[begin ENTRIES]

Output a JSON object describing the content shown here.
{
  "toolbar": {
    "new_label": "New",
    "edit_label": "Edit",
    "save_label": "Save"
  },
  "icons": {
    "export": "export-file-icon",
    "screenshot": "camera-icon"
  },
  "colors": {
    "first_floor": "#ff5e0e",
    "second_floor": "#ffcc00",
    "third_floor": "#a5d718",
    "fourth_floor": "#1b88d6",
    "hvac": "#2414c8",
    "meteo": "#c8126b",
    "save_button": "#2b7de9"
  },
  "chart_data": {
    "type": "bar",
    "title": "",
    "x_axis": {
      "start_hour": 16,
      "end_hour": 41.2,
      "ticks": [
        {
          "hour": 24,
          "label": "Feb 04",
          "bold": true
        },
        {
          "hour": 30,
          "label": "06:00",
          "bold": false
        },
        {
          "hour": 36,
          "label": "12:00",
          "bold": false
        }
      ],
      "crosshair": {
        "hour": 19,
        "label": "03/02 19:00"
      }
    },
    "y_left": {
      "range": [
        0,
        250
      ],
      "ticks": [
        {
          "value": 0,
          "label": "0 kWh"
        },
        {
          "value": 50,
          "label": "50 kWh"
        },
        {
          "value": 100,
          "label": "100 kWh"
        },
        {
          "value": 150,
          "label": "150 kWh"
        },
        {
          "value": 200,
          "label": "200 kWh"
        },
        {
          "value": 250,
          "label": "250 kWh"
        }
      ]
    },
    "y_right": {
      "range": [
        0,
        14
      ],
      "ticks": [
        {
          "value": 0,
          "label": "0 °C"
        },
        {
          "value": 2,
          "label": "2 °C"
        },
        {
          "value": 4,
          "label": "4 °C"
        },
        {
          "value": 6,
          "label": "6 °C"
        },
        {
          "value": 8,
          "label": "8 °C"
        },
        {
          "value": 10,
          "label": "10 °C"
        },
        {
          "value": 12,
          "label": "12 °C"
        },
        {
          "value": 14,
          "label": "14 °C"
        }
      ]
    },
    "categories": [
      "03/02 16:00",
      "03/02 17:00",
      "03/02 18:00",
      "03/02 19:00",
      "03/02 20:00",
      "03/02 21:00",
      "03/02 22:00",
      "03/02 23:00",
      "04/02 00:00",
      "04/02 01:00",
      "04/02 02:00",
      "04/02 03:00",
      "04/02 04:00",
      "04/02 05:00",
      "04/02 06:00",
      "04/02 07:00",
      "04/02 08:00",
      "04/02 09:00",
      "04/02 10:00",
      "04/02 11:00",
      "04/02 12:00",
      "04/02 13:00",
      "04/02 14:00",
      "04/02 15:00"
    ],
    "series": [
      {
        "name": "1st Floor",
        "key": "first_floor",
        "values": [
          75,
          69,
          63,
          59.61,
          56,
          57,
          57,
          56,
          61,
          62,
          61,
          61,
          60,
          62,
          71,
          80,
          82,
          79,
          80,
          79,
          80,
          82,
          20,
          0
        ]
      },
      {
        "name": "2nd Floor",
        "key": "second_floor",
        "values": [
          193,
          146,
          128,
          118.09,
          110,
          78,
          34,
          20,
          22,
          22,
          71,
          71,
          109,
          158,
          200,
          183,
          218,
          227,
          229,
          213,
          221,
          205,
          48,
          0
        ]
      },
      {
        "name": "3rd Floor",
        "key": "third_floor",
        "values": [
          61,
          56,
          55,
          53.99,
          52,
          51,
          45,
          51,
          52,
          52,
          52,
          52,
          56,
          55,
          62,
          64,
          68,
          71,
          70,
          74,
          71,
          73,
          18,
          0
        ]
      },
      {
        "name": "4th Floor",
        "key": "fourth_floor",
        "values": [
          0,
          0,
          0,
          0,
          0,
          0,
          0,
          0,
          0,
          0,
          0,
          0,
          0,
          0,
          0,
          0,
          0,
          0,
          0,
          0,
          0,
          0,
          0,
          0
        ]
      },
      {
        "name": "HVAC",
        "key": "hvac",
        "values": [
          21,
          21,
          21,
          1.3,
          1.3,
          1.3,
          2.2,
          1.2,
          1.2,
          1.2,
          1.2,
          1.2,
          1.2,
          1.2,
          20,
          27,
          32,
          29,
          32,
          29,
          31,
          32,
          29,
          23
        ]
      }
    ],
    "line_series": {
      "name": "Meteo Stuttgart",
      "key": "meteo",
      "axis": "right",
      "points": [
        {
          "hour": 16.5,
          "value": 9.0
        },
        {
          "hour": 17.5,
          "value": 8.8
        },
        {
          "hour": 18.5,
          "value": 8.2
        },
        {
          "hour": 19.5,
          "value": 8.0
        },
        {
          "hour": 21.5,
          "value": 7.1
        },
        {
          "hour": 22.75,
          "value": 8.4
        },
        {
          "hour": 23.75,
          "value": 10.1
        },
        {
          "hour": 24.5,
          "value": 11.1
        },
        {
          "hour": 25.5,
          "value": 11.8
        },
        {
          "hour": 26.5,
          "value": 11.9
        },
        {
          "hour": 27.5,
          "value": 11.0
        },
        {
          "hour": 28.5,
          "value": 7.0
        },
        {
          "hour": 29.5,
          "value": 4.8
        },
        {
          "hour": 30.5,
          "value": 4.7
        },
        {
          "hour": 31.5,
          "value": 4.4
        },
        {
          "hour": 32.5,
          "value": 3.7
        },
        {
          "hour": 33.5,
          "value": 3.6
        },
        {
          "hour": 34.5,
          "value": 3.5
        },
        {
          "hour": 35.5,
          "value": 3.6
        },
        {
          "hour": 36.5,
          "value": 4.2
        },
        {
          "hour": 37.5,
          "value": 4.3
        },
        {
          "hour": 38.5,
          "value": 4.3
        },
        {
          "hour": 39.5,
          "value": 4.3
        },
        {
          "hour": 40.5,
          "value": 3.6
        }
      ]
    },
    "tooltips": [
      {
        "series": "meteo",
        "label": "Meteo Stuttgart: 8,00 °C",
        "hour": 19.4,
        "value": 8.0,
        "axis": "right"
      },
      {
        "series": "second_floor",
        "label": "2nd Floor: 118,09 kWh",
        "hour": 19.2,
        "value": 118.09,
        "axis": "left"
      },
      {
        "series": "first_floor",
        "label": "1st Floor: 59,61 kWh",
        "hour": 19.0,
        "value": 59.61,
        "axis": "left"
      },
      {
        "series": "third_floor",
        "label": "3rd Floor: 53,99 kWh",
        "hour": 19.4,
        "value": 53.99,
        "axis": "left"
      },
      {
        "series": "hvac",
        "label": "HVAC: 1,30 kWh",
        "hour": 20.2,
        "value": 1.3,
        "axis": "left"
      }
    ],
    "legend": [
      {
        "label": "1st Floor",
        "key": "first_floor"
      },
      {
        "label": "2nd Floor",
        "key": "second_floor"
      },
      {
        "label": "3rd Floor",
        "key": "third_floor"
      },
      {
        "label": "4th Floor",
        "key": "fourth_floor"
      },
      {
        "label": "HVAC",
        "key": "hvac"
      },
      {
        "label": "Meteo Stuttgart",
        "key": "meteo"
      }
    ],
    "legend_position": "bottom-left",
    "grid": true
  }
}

[end ENTRIES]

> [EXERCISE BRIEF]
Give the data again, exactly as it stands.

> [TASK RESPONSE]
Output a JSON object describing the content shown here.
{
  "toolbar": {
    "new_label": "New",
    "edit_label": "Edit",
    "save_label": "Save"
  },
  "icons": {
    "export": "export-file-icon",
    "screenshot": "camera-icon"
  },
  "colors": {
    "first_floor": "#ff5e0e",
    "second_floor": "#ffcc00",
    "third_floor": "#a5d718",
    "fourth_floor": "#1b88d6",
    "hvac": "#2414c8",
    "meteo": "#c8126b",
    "save_button": "#2b7de9"
  },
  "chart_data": {
    "type": "bar",
    "title": "",
    "x_axis": {
      "start_hour": 16,
      "end_hour": 41.2,
      "ticks": [
        {
          "hour": 24,
          "label": "Feb 04",
          "bold": true
        },
        {
          "hour": 30,
          "label": "06:00",
          "bold": false
        },
        {
          "hour": 36,
          "label": "12:00",
          "bold": false
        }
      ],
      "crosshair": {
        "hour": 19,
        "label": "03/02 19:00"
      }
    },
    "y_left": {
      "range": [
        0,
        250
      ],
      "ticks": [
        {
          "value": 0,
          "label": "0 kWh"
        },
        {
          "value": 50,
          "label": "50 kWh"
        },
        {
          "value": 100,
          "label": "100 kWh"
        },
        {
          "value": 150,
          "label": "150 kWh"
        },
        {
          "value": 200,
          "label": "200 kWh"
        },
        {
          "value": 250,
          "label": "250 kWh"
        }
      ]
    },
    "y_right": {
      "range": [
        0,
        14
      ],
      "ticks": [
        {
          "value": 0,
          "label": "0 °C"
        },
        {
          "value": 2,
          "label": "2 °C"
        },
        {
          "value": 4,
          "label": "4 °C"
        },
        {
          "value": 6,
          "label": "6 °C"
        },
        {
          "value": 8,
          "label": "8 °C"
        },
        {
          "value": 10,
          "label": "10 °C"
        },
        {
          "value": 12,
          "label": "12 °C"
        },
        {
          "value": 14,
          "label": "14 °C"
        }
      ]
    },
    "categories": [
      "03/02 16:00",
      "03/02 17:00",
      "03/02 18:00",
      "03/02 19:00",
      "03/02 20:00",
      "03/02 21:00",
      "03/02 22:00",
      "03/02 23:00",
      "04/02 00:00",
      "04/02 01:00",
      "04/02 02:00",
      "04/02 03:00",
      "04/02 04:00",
      "04/02 05:00",
      "04/02 06:00",
      "04/02 07:00",
      "04/02 08:00",
      "04/02 09:00",
      "04/02 10:00",
      "04/02 11:00",
      "04/02 12:00",
      "04/02 13:00",
      "04/02 14:00",
      "04/02 15:00"
    ],
    "series": [
      {
        "name": "1st Floor",
        "key": "first_floor",
        "values": [
          75,
          69,
          63,
          59.61,
          56,
          57,
          57,
          56,
          61,
          62,
          61,
          61,
          60,
          62,
          71,
          80,
          82,
          79,
          80,
          79,
          80,
          82,
          20,
          0
        ]
      },
      {
        "name": "2nd Floor",
        "key": "second_floor",
        "values": [
          193,
          146,
          128,
          118.09,
          110,
          78,
          34,
          20,
          22,
          22,
          71,
          71,
          109,
          158,
          200,
          183,
          218,
          227,
          229,
          213,
          221,
          205,
          48,
          0
        ]
      },
      {
        "name": "3rd Floor",
        "key": "third_floor",
        "values": [
          61,
          56,
          55,
          53.99,
          52,
          51,
          45,
          51,
          52,
          52,
          52,
          52,
          56,
          55,
          62,
          64,
          68,
          71,
          70,
          74,
          71,
          73,
          18,
          0
        ]
      },
      {
        "name": "4th Floor",
        "key": "fourth_floor",
        "values": [
          0,
          0,
          0,
          0,
          0,
          0,
          0,
          0,
          0,
          0,
          0,
          0,
          0,
          0,
          0,
          0,
          0,
          0,
          0,
          0,
          0,
          0,
          0,
          0
        ]
      },
      {
        "name": "HVAC",
        "key": "hvac",
        "values": [
          21,
          21,
          21,
          1.3,
          1.3,
          1.3,
          2.2,
          1.2,
          1.2,
          1.2,
          1.2,
          1.2,
          1.2,
          1.2,
          20,
          27,
          32,
          29,
          32,
          29,
          31,
          32,
          29,
          23
        ]
      }
    ],
    "line_series": {
      "name": "Meteo Stuttgart",
      "key": "meteo",
      "axis": "right",
      "points": [
        {
          "hour": 16.5,
          "value": 9.0
        },
        {
          "hour": 17.5,
          "value": 8.8
        },
        {
          "hour": 18.5,
          "value": 8.2
        },
        {
          "hour": 19.5,
          "value": 8.0
        },
        {
          "hour": 21.5,
          "value": 7.1
        },
        {
          "hour": 22.75,
          "value": 8.4
        },
        {
          "hour": 23.75,
          "value": 10.1
        },
        {
          "hour": 24.5,
          "value": 11.1
        },
        {
          "hour": 25.5,
          "value": 11.8
        },
        {
          "hour": 26.5,
          "value": 11.9
        },
        {
          "hour": 27.5,
          "value": 11.0
        },
        {
          "hour": 28.5,
          "value": 7.0
        },
        {
          "hour": 29.5,
          "value": 4.8
        },
        {
          "hour": 30.5,
          "value": 4.7
        },
        {
          "hour": 31.5,
          "value": 4.4
        },
        {
          "hour": 32.5,
          "value": 3.7
        },
        {
          "hour": 33.5,
          "value": 3.6
        },
        {
          "hour": 34.5,
          "value": 3.5
        },
        {
          "hour": 35.5,
          "value": 3.6
        },
        {
          "hour": 36.5,
          "value": 4.2
        },
        {
          "hour": 37.5,
          "value": 4.3
        },
        {
          "hour": 38.5,
          "value": 4.3
        },
        {
          "hour": 39.5,
          "value": 4.3
        },
        {
          "hour": 40.5,
          "value": 3.6
        }
      ]
    },
    "tooltips": [
      {
        "series": "meteo",
        "label": "Meteo Stuttgart: 8,00 °C",
        "hour": 19.4,
        "value": 8.0,
        "axis": "right"
      },
      {
        "series": "second_floor",
        "label": "2nd Floor: 118,09 kWh",
        "hour": 19.2,
        "value": 118.09,
        "axis": "left"
      },
      {
        "series": "first_floor",
        "label": "1st Floor: 59,61 kWh",
        "hour": 19.0,
        "value": 59.61,
        "axis": "left"
      },
      {
        "series": "third_floor",
        "label": "3rd Floor: 53,99 kWh",
        "hour": 19.4,
        "value": 53.99,
        "axis": "left"
      },
      {
        "series": "hvac",
        "label": "HVAC: 1,30 kWh",
        "hour": 20.2,
        "value": 1.3,
        "axis": "left"
      }
    ],
    "legend": [
      {
        "label": "1st Floor",
        "key": "first_floor"
      },
      {
        "label": "2nd Floor",
        "key": "second_floor"
      },
      {
        "label": "3rd Floor",
        "key": "third_floor"
      },
      {
        "label": "4th Floor",
        "key": "fourth_floor"
      },
      {
        "label": "HVAC",
        "key": "hvac"
      },
      {
        "label": "Meteo Stuttgart",
        "key": "meteo"
      }
    ],
    "legend_position": "bottom-left",
    "grid": true
  }
}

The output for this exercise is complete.